» **Task objective**: Once the pictures are set aside, transcribe the remaining data exactly.

» **Data entries for graphics**:
========
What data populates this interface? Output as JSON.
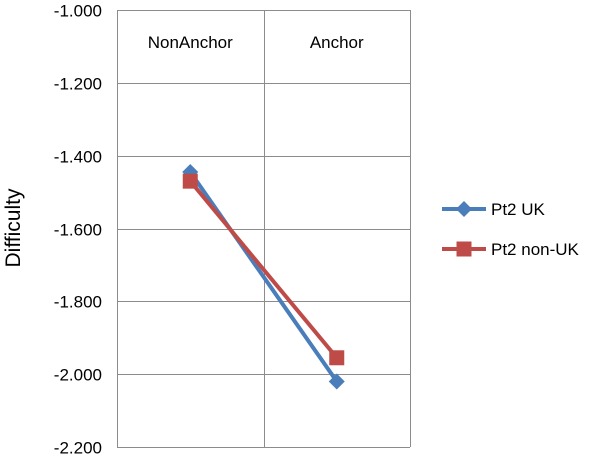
{
  "chart_data": {
    "type": "line",
    "title": "",
    "xlabel": "",
    "ylabel": "Difficulty",
    "categories": [
      "NonAnchor",
      "Anchor"
    ],
    "category_label_position": "top",
    "ylim": [
      -2.2,
      -1.0
    ],
    "y_ticks": [
      -1.0,
      -1.2,
      -1.4,
      -1.6,
      -1.8,
      -2.0,
      -2.2
    ],
    "y_tick_labels": [
      "-1.000",
      "-1.200",
      "-1.400",
      "-1.600",
      "-1.800",
      "-2.000",
      "-2.200"
    ],
    "grid": true,
    "legend_position": "right",
    "series": [
      {
        "name": "Pt2 UK",
        "values": [
          -1.445,
          -2.02
        ],
        "color": "#4a7ebb",
        "marker": "diamond"
      },
      {
        "name": "Pt2 non-UK",
        "values": [
          -1.47,
          -1.955
        ],
        "color": "#be4b48",
        "marker": "square"
      }
    ]
  }
}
========
» **Final result**:
What data populates this interface? Output as JSON.
{
  "chart_data": {
    "type": "line",
    "title": "",
    "xlabel": "",
    "ylabel": "Difficulty",
    "categories": [
      "NonAnchor",
      "Anchor"
    ],
    "category_label_position": "top",
    "ylim": [
      -2.2,
      -1.0
    ],
    "y_ticks": [
      -1.0,
      -1.2,
      -1.4,
      -1.6,
      -1.8,
      -2.0,
      -2.2
    ],
    "y_tick_labels": [
      "-1.000",
      "-1.200",
      "-1.400",
      "-1.600",
      "-1.800",
      "-2.000",
      "-2.200"
    ],
    "grid": true,
    "legend_position": "right",
    "series": [
      {
        "name": "Pt2 UK",
        "values": [
          -1.445,
          -2.02
        ],
        "color": "#4a7ebb",
        "marker": "diamond"
      },
      {
        "name": "Pt2 non-UK",
        "values": [
          -1.47,
          -1.955
        ],
        "color": "#be4b48",
        "marker": "square"
      }
    ]
  }
}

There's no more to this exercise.